■ TASK OBJECTIVE
Extract the lines that hold the string "title".

··· SUPPLIED MATERIAL

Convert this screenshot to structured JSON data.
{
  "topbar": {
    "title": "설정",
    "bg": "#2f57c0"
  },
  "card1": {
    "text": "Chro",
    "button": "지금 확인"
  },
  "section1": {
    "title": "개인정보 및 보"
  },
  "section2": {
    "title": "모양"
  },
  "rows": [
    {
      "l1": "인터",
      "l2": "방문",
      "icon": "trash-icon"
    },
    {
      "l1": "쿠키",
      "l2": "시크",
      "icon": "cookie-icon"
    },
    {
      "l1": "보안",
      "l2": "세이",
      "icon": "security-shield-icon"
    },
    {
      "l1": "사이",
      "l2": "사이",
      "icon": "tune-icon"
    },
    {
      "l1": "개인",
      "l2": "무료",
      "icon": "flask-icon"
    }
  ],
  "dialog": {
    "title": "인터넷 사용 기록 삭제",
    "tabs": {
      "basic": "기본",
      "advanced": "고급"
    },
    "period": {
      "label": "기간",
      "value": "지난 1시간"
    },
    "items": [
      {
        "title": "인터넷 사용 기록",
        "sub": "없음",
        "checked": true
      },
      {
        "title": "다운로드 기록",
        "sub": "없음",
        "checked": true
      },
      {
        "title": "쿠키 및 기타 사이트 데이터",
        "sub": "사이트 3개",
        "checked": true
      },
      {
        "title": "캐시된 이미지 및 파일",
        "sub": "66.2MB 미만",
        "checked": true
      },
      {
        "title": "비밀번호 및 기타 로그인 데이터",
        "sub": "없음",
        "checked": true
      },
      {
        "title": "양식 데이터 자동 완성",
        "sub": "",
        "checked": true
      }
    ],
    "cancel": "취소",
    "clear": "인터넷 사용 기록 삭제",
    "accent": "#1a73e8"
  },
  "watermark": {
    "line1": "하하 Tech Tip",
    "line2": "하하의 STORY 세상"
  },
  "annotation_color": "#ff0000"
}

······

■ EXPECTED ANSWER
    "title": "설정",
    "title": "개인정보 및 보"
    "title": "모양"
    "title": "인터넷 사용 기록 삭제",
        "title": "인터넷 사용 기록",
        "title": "다운로드 기록",
        "title": "쿠키 및 기타 사이트 데이터",
        "title": "캐시된 이미지 및 파일",
        "title": "비밀번호 및 기타 로그인 데이터",
        "title": "양식 데이터 자동 완성",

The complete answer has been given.